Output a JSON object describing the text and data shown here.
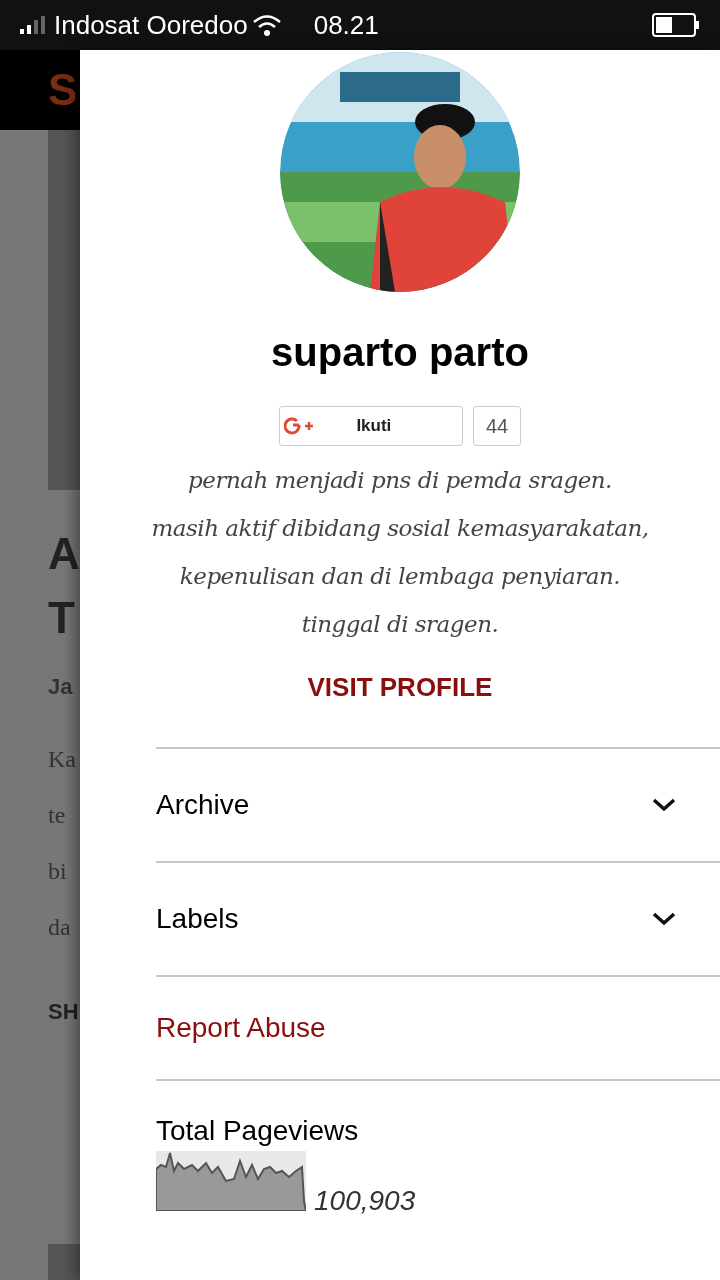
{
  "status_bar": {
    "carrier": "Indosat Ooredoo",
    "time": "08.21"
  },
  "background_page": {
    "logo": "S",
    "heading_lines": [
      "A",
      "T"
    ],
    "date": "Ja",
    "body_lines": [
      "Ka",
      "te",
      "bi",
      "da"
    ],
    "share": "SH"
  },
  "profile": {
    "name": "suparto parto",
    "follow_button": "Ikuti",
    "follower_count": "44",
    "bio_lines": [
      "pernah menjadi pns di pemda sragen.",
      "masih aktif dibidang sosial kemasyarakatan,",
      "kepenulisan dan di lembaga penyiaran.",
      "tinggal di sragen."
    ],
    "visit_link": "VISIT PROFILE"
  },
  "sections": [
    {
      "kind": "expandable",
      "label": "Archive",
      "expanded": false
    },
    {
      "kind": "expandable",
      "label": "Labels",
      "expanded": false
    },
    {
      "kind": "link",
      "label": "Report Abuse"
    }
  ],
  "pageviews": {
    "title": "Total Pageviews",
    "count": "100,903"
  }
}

--- Directions ---
Give an exact copy of the material, leaving out every picture.

--- Finished answer ---
Output a JSON object describing the text and data shown here.
{
  "status_bar": {
    "carrier": "Indosat Ooredoo",
    "time": "08.21"
  },
  "background_page": {
    "logo": "S",
    "heading_lines": [
      "A",
      "T"
    ],
    "date": "Ja",
    "body_lines": [
      "Ka",
      "te",
      "bi",
      "da"
    ],
    "share": "SH"
  },
  "profile": {
    "name": "suparto parto",
    "follow_button": "Ikuti",
    "follower_count": "44",
    "bio_lines": [
      "pernah menjadi pns di pemda sragen.",
      "masih aktif dibidang sosial kemasyarakatan,",
      "kepenulisan dan di lembaga penyiaran.",
      "tinggal di sragen."
    ],
    "visit_link": "VISIT PROFILE"
  },
  "sections": [
    {
      "kind": "expandable",
      "label": "Archive",
      "expanded": false
    },
    {
      "kind": "expandable",
      "label": "Labels",
      "expanded": false
    },
    {
      "kind": "link",
      "label": "Report Abuse"
    }
  ],
  "pageviews": {
    "title": "Total Pageviews",
    "count": "100,903"
  }
}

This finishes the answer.